| TASK TO COMPLETE |
Retype the whole listing below, character for character.

## Begin

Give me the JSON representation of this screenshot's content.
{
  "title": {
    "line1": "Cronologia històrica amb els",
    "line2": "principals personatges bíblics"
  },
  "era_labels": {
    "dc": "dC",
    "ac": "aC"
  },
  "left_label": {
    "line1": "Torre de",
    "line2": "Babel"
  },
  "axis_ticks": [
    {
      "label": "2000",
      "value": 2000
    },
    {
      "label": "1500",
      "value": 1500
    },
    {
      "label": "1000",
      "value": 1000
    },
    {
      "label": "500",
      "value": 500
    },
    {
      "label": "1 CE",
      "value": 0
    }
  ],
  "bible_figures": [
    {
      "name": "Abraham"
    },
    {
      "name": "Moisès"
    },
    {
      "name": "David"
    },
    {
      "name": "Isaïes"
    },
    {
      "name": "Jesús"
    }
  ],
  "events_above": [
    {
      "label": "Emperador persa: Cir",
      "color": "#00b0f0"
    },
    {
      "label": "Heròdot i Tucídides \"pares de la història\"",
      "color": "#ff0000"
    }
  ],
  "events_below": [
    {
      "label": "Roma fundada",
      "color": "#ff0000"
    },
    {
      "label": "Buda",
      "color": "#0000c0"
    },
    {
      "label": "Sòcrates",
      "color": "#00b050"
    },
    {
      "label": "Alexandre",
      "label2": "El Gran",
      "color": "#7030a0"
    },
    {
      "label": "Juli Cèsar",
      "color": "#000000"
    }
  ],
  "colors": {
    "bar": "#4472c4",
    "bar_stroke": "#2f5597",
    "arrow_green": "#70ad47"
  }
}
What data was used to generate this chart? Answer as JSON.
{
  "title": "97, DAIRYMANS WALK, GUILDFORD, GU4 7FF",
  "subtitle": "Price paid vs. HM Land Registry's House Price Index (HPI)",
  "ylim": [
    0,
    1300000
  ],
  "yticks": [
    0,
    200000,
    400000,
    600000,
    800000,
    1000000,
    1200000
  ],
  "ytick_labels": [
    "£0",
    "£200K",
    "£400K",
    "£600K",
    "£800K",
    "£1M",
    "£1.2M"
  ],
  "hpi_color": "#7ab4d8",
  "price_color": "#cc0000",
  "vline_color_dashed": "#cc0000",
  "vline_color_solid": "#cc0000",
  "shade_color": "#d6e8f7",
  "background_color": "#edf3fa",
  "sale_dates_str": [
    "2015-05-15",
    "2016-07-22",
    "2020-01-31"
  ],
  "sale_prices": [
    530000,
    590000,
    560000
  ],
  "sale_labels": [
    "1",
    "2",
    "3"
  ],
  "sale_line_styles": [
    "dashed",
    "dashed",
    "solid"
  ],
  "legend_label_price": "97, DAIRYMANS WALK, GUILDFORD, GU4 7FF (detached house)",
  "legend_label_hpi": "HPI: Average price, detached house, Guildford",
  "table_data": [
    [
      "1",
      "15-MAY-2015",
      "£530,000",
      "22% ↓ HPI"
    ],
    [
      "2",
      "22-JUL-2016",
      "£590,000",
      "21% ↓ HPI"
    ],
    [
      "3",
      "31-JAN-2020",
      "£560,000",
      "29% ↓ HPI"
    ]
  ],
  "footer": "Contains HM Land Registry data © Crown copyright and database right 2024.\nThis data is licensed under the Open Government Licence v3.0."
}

## End

| REPLY TO THE TASK |
Give me the JSON representation of this screenshot's content.
{
  "title": {
    "line1": "Cronologia històrica amb els",
    "line2": "principals personatges bíblics"
  },
  "era_labels": {
    "dc": "dC",
    "ac": "aC"
  },
  "left_label": {
    "line1": "Torre de",
    "line2": "Babel"
  },
  "axis_ticks": [
    {
      "label": "2000",
      "value": 2000
    },
    {
      "label": "1500",
      "value": 1500
    },
    {
      "label": "1000",
      "value": 1000
    },
    {
      "label": "500",
      "value": 500
    },
    {
      "label": "1 CE",
      "value": 0
    }
  ],
  "bible_figures": [
    {
      "name": "Abraham"
    },
    {
      "name": "Moisès"
    },
    {
      "name": "David"
    },
    {
      "name": "Isaïes"
    },
    {
      "name": "Jesús"
    }
  ],
  "events_above": [
    {
      "label": "Emperador persa: Cir",
      "color": "#00b0f0"
    },
    {
      "label": "Heròdot i Tucídides \"pares de la història\"",
      "color": "#ff0000"
    }
  ],
  "events_below": [
    {
      "label": "Roma fundada",
      "color": "#ff0000"
    },
    {
      "label": "Buda",
      "color": "#0000c0"
    },
    {
      "label": "Sòcrates",
      "color": "#00b050"
    },
    {
      "label": "Alexandre",
      "label2": "El Gran",
      "color": "#7030a0"
    },
    {
      "label": "Juli Cèsar",
      "color": "#000000"
    }
  ],
  "colors": {
    "bar": "#4472c4",
    "bar_stroke": "#2f5597",
    "arrow_green": "#70ad47"
  }
}
What data was used to generate this chart? Answer as JSON.
{
  "title": "97, DAIRYMANS WALK, GUILDFORD, GU4 7FF",
  "subtitle": "Price paid vs. HM Land Registry's House Price Index (HPI)",
  "ylim": [
    0,
    1300000
  ],
  "yticks": [
    0,
    200000,
    400000,
    600000,
    800000,
    1000000,
    1200000
  ],
  "ytick_labels": [
    "£0",
    "£200K",
    "£400K",
    "£600K",
    "£800K",
    "£1M",
    "£1.2M"
  ],
  "hpi_color": "#7ab4d8",
  "price_color": "#cc0000",
  "vline_color_dashed": "#cc0000",
  "vline_color_solid": "#cc0000",
  "shade_color": "#d6e8f7",
  "background_color": "#edf3fa",
  "sale_dates_str": [
    "2015-05-15",
    "2016-07-22",
    "2020-01-31"
  ],
  "sale_prices": [
    530000,
    590000,
    560000
  ],
  "sale_labels": [
    "1",
    "2",
    "3"
  ],
  "sale_line_styles": [
    "dashed",
    "dashed",
    "solid"
  ],
  "legend_label_price": "97, DAIRYMANS WALK, GUILDFORD, GU4 7FF (detached house)",
  "legend_label_hpi": "HPI: Average price, detached house, Guildford",
  "table_data": [
    [
      "1",
      "15-MAY-2015",
      "£530,000",
      "22% ↓ HPI"
    ],
    [
      "2",
      "22-JUL-2016",
      "£590,000",
      "21% ↓ HPI"
    ],
    [
      "3",
      "31-JAN-2020",
      "£560,000",
      "29% ↓ HPI"
    ]
  ],
  "footer": "Contains HM Land Registry data © Crown copyright and database right 2024.\nThis data is licensed under the Open Government Licence v3.0."
}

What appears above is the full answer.